● WHAT IS BEING ASKED
Retype the whole listing below, character for character.

● THE INPUT
▼▼▼
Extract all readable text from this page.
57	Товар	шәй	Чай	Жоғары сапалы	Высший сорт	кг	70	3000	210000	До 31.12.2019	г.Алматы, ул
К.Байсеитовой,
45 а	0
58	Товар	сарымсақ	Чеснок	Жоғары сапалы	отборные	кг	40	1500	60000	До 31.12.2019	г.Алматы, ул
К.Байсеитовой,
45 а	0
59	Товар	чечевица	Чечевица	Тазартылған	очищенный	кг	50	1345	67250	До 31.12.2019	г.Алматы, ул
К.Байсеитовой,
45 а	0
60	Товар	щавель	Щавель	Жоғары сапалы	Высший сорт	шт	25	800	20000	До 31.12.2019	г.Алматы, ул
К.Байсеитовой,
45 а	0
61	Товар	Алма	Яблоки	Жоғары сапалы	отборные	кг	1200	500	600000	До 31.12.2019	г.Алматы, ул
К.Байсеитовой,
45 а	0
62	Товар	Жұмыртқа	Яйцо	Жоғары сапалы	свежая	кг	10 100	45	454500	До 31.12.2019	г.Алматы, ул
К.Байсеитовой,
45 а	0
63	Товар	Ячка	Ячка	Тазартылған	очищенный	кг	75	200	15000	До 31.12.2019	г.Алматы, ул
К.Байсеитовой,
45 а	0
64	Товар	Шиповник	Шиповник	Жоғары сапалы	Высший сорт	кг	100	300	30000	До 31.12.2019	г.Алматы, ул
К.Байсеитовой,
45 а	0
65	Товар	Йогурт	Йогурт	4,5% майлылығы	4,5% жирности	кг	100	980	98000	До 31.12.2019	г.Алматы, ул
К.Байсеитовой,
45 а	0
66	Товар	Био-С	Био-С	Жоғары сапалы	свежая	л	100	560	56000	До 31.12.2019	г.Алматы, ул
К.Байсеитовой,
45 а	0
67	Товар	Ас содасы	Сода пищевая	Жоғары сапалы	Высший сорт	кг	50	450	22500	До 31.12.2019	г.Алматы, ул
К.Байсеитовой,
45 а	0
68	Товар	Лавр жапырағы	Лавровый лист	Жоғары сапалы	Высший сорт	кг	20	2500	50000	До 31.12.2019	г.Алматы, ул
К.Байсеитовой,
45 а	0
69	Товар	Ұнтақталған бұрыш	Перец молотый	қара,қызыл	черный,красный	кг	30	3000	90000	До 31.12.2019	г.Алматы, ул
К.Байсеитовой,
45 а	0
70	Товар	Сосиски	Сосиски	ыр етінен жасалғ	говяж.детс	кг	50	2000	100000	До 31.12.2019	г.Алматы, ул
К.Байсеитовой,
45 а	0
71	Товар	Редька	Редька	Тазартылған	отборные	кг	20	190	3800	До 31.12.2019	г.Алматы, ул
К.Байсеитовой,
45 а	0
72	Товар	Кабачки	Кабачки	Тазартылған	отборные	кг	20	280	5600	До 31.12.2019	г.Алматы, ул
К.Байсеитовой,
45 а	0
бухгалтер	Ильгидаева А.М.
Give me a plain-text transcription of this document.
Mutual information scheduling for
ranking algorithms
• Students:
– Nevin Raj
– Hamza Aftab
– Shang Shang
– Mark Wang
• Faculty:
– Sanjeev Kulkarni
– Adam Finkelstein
▲▲▲
● SOLVED EXERCISE
Extract all readable text from this page.
57	Товар	шәй	Чай	Жоғары сапалы	Высший сорт	кг	70	3000	210000	До 31.12.2019	г.Алматы, ул
К.Байсеитовой,
45 а	0
58	Товар	сарымсақ	Чеснок	Жоғары сапалы	отборные	кг	40	1500	60000	До 31.12.2019	г.Алматы, ул
К.Байсеитовой,
45 а	0
59	Товар	чечевица	Чечевица	Тазартылған	очищенный	кг	50	1345	67250	До 31.12.2019	г.Алматы, ул
К.Байсеитовой,
45 а	0
60	Товар	щавель	Щавель	Жоғары сапалы	Высший сорт	шт	25	800	20000	До 31.12.2019	г.Алматы, ул
К.Байсеитовой,
45 а	0
61	Товар	Алма	Яблоки	Жоғары сапалы	отборные	кг	1200	500	600000	До 31.12.2019	г.Алматы, ул
К.Байсеитовой,
45 а	0
62	Товар	Жұмыртқа	Яйцо	Жоғары сапалы	свежая	кг	10 100	45	454500	До 31.12.2019	г.Алматы, ул
К.Байсеитовой,
45 а	0
63	Товар	Ячка	Ячка	Тазартылған	очищенный	кг	75	200	15000	До 31.12.2019	г.Алматы, ул
К.Байсеитовой,
45 а	0
64	Товар	Шиповник	Шиповник	Жоғары сапалы	Высший сорт	кг	100	300	30000	До 31.12.2019	г.Алматы, ул
К.Байсеитовой,
45 а	0
65	Товар	Йогурт	Йогурт	4,5% майлылығы	4,5% жирности	кг	100	980	98000	До 31.12.2019	г.Алматы, ул
К.Байсеитовой,
45 а	0
66	Товар	Био-С	Био-С	Жоғары сапалы	свежая	л	100	560	56000	До 31.12.2019	г.Алматы, ул
К.Байсеитовой,
45 а	0
67	Товар	Ас содасы	Сода пищевая	Жоғары сапалы	Высший сорт	кг	50	450	22500	До 31.12.2019	г.Алматы, ул
К.Байсеитовой,
45 а	0
68	Товар	Лавр жапырағы	Лавровый лист	Жоғары сапалы	Высший сорт	кг	20	2500	50000	До 31.12.2019	г.Алматы, ул
К.Байсеитовой,
45 а	0
69	Товар	Ұнтақталған бұрыш	Перец молотый	қара,қызыл	черный,красный	кг	30	3000	90000	До 31.12.2019	г.Алматы, ул
К.Байсеитовой,
45 а	0
70	Товар	Сосиски	Сосиски	ыр етінен жасалғ	говяж.детс	кг	50	2000	100000	До 31.12.2019	г.Алматы, ул
К.Байсеитовой,
45 а	0
71	Товар	Редька	Редька	Тазартылған	отборные	кг	20	190	3800	До 31.12.2019	г.Алматы, ул
К.Байсеитовой,
45 а	0
72	Товар	Кабачки	Кабачки	Тазартылған	отборные	кг	20	280	5600	До 31.12.2019	г.Алматы, ул
К.Байсеитовой,
45 а	0
бухгалтер	Ильгидаева А.М.
Give me a plain-text transcription of this document.
Mutual information scheduling for
ranking algorithms
• Students:
– Nevin Raj
– Hamza Aftab
– Shang Shang
– Mark Wang
• Faculty:
– Sanjeev Kulkarni
– Adam Finkelstein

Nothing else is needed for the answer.